What the task requires: Write out all of the entries exactly, please.

»»

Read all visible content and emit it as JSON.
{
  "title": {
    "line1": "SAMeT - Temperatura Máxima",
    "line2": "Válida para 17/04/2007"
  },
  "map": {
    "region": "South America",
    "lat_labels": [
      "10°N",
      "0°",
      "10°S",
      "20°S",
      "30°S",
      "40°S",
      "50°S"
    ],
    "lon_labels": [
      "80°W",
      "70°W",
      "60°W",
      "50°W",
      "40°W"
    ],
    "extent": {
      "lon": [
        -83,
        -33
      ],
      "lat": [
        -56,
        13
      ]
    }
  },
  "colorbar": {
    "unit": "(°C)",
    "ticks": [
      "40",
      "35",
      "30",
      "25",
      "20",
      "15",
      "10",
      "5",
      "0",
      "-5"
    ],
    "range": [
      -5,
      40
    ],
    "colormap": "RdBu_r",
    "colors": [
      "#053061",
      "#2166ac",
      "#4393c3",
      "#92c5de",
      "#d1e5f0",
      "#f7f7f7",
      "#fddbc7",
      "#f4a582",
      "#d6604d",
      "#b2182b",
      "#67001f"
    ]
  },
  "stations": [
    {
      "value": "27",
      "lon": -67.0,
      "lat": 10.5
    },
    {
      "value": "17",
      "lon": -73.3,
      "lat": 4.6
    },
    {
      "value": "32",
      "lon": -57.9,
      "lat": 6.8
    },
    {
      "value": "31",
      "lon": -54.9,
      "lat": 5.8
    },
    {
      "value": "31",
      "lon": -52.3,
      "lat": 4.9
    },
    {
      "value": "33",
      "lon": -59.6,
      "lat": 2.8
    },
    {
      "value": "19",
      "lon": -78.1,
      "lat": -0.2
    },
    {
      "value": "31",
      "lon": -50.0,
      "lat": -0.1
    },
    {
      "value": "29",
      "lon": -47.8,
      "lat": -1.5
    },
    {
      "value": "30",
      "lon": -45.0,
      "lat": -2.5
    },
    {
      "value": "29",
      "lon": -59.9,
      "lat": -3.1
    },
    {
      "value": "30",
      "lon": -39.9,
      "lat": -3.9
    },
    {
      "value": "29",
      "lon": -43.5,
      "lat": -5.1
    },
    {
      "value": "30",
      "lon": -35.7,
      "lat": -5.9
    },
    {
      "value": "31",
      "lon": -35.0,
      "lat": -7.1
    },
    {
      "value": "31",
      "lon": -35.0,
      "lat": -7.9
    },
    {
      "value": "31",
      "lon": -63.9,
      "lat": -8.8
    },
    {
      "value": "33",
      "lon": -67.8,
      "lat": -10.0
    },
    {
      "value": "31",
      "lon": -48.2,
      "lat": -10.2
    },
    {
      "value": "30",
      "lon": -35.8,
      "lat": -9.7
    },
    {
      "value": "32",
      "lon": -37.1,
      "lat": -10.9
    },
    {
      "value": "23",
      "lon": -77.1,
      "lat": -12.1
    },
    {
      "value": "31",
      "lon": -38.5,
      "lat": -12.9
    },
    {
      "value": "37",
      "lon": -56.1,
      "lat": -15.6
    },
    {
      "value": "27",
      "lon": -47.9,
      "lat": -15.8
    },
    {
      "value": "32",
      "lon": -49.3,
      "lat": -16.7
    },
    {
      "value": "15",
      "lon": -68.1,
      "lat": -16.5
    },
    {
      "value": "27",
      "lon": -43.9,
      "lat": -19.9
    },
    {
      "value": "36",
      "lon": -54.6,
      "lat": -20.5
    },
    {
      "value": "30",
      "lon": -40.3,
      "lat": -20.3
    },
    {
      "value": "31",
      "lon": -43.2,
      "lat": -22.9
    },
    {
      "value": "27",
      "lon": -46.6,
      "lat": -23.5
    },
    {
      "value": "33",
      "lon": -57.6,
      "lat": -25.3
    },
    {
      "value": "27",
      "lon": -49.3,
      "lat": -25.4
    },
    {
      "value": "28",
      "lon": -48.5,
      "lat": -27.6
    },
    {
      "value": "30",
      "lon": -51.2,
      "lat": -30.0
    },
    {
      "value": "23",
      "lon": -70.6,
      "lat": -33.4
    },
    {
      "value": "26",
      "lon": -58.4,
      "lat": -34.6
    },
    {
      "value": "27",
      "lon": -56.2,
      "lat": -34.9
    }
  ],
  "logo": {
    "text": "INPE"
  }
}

««

The output:
Read all visible content and emit it as JSON.
{
  "title": {
    "line1": "SAMeT - Temperatura Máxima",
    "line2": "Válida para 17/04/2007"
  },
  "map": {
    "region": "South America",
    "lat_labels": [
      "10°N",
      "0°",
      "10°S",
      "20°S",
      "30°S",
      "40°S",
      "50°S"
    ],
    "lon_labels": [
      "80°W",
      "70°W",
      "60°W",
      "50°W",
      "40°W"
    ],
    "extent": {
      "lon": [
        -83,
        -33
      ],
      "lat": [
        -56,
        13
      ]
    }
  },
  "colorbar": {
    "unit": "(°C)",
    "ticks": [
      "40",
      "35",
      "30",
      "25",
      "20",
      "15",
      "10",
      "5",
      "0",
      "-5"
    ],
    "range": [
      -5,
      40
    ],
    "colormap": "RdBu_r",
    "colors": [
      "#053061",
      "#2166ac",
      "#4393c3",
      "#92c5de",
      "#d1e5f0",
      "#f7f7f7",
      "#fddbc7",
      "#f4a582",
      "#d6604d",
      "#b2182b",
      "#67001f"
    ]
  },
  "stations": [
    {
      "value": "27",
      "lon": -67.0,
      "lat": 10.5
    },
    {
      "value": "17",
      "lon": -73.3,
      "lat": 4.6
    },
    {
      "value": "32",
      "lon": -57.9,
      "lat": 6.8
    },
    {
      "value": "31",
      "lon": -54.9,
      "lat": 5.8
    },
    {
      "value": "31",
      "lon": -52.3,
      "lat": 4.9
    },
    {
      "value": "33",
      "lon": -59.6,
      "lat": 2.8
    },
    {
      "value": "19",
      "lon": -78.1,
      "lat": -0.2
    },
    {
      "value": "31",
      "lon": -50.0,
      "lat": -0.1
    },
    {
      "value": "29",
      "lon": -47.8,
      "lat": -1.5
    },
    {
      "value": "30",
      "lon": -45.0,
      "lat": -2.5
    },
    {
      "value": "29",
      "lon": -59.9,
      "lat": -3.1
    },
    {
      "value": "30",
      "lon": -39.9,
      "lat": -3.9
    },
    {
      "value": "29",
      "lon": -43.5,
      "lat": -5.1
    },
    {
      "value": "30",
      "lon": -35.7,
      "lat": -5.9
    },
    {
      "value": "31",
      "lon": -35.0,
      "lat": -7.1
    },
    {
      "value": "31",
      "lon": -35.0,
      "lat": -7.9
    },
    {
      "value": "31",
      "lon": -63.9,
      "lat": -8.8
    },
    {
      "value": "33",
      "lon": -67.8,
      "lat": -10.0
    },
    {
      "value": "31",
      "lon": -48.2,
      "lat": -10.2
    },
    {
      "value": "30",
      "lon": -35.8,
      "lat": -9.7
    },
    {
      "value": "32",
      "lon": -37.1,
      "lat": -10.9
    },
    {
      "value": "23",
      "lon": -77.1,
      "lat": -12.1
    },
    {
      "value": "31",
      "lon": -38.5,
      "lat": -12.9
    },
    {
      "value": "37",
      "lon": -56.1,
      "lat": -15.6
    },
    {
      "value": "27",
      "lon": -47.9,
      "lat": -15.8
    },
    {
      "value": "32",
      "lon": -49.3,
      "lat": -16.7
    },
    {
      "value": "15",
      "lon": -68.1,
      "lat": -16.5
    },
    {
      "value": "27",
      "lon": -43.9,
      "lat": -19.9
    },
    {
      "value": "36",
      "lon": -54.6,
      "lat": -20.5
    },
    {
      "value": "30",
      "lon": -40.3,
      "lat": -20.3
    },
    {
      "value": "31",
      "lon": -43.2,
      "lat": -22.9
    },
    {
      "value": "27",
      "lon": -46.6,
      "lat": -23.5
    },
    {
      "value": "33",
      "lon": -57.6,
      "lat": -25.3
    },
    {
      "value": "27",
      "lon": -49.3,
      "lat": -25.4
    },
    {
      "value": "28",
      "lon": -48.5,
      "lat": -27.6
    },
    {
      "value": "30",
      "lon": -51.2,
      "lat": -30.0
    },
    {
      "value": "23",
      "lon": -70.6,
      "lat": -33.4
    },
    {
      "value": "26",
      "lon": -58.4,
      "lat": -34.6
    },
    {
      "value": "27",
      "lon": -56.2,
      "lat": -34.9
    }
  ],
  "logo": {
    "text": "INPE"
  }
}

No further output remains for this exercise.